▸ TASK MATERIAL:
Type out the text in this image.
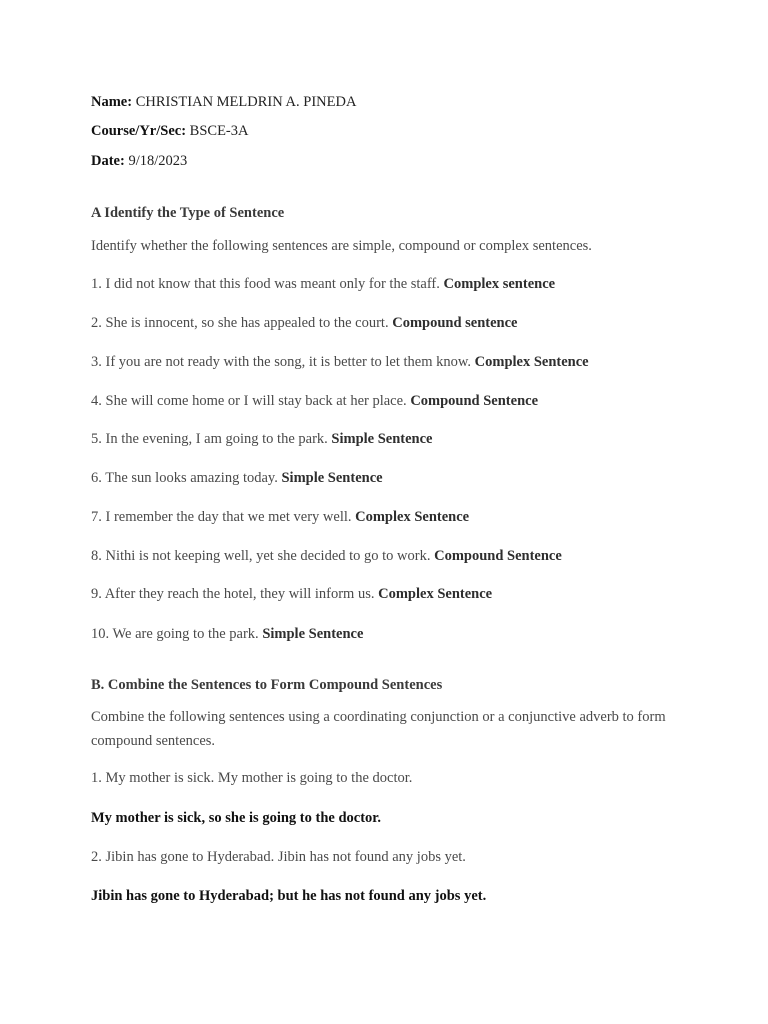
Name: CHRISTIAN MELDRIN A. PINEDA
Course/Yr/Sec: BSCE-3A
Date: 9/18/2023
A Identify the Type of Sentence
Identify whether the following sentences are simple, compound or complex sentences.
1. I did not know that this food was meant only for the staff. Complex sentence
2. She is innocent, so she has appealed to the court. Compound sentence
3. If you are not ready with the song, it is better to let them know. Complex Sentence
4. She will come home or I will stay back at her place. Compound Sentence
5. In the evening, I am going to the park. Simple Sentence
6. The sun looks amazing today. Simple Sentence
7. I remember the day that we met very well. Complex Sentence
8. Nithi is not keeping well, yet she decided to go to work. Compound Sentence
9. After they reach the hotel, they will inform us. Complex Sentence
10. We are going to the park. Simple Sentence
B. Combine the Sentences to Form Compound Sentences
Combine the following sentences using a coordinating conjunction or a conjunctive adverb to form compound sentences.
1. My mother is sick. My mother is going to the doctor.
My mother is sick, so she is going to the doctor.
2. Jibin has gone to Hyderabad. Jibin has not found any jobs yet.
Jibin has gone to Hyderabad; but he has not found any jobs yet.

▸ TASK INSTRUCTIONS:
Repeat the data exactly, dropping every picture it holds.

▸ THE RESULT:
Type out the text in this image.
Name: CHRISTIAN MELDRIN A. PINEDA
Course/Yr/Sec: BSCE-3A
Date: 9/18/2023
A Identify the Type of Sentence
Identify whether the following sentences are simple, compound or complex sentences.
1. I did not know that this food was meant only for the staff. Complex sentence
2. She is innocent, so she has appealed to the court. Compound sentence
3. If you are not ready with the song, it is better to let them know. Complex Sentence
4. She will come home or I will stay back at her place. Compound Sentence
5. In the evening, I am going to the park. Simple Sentence
6. The sun looks amazing today. Simple Sentence
7. I remember the day that we met very well. Complex Sentence
8. Nithi is not keeping well, yet she decided to go to work. Compound Sentence
9. After they reach the hotel, they will inform us. Complex Sentence
10. We are going to the park. Simple Sentence
B. Combine the Sentences to Form Compound Sentences
Combine the following sentences using a coordinating conjunction or a conjunctive adverb to form compound sentences.
1. My mother is sick. My mother is going to the doctor.
My mother is sick, so she is going to the doctor.
2. Jibin has gone to Hyderabad. Jibin has not found any jobs yet.
Jibin has gone to Hyderabad; but he has not found any jobs yet.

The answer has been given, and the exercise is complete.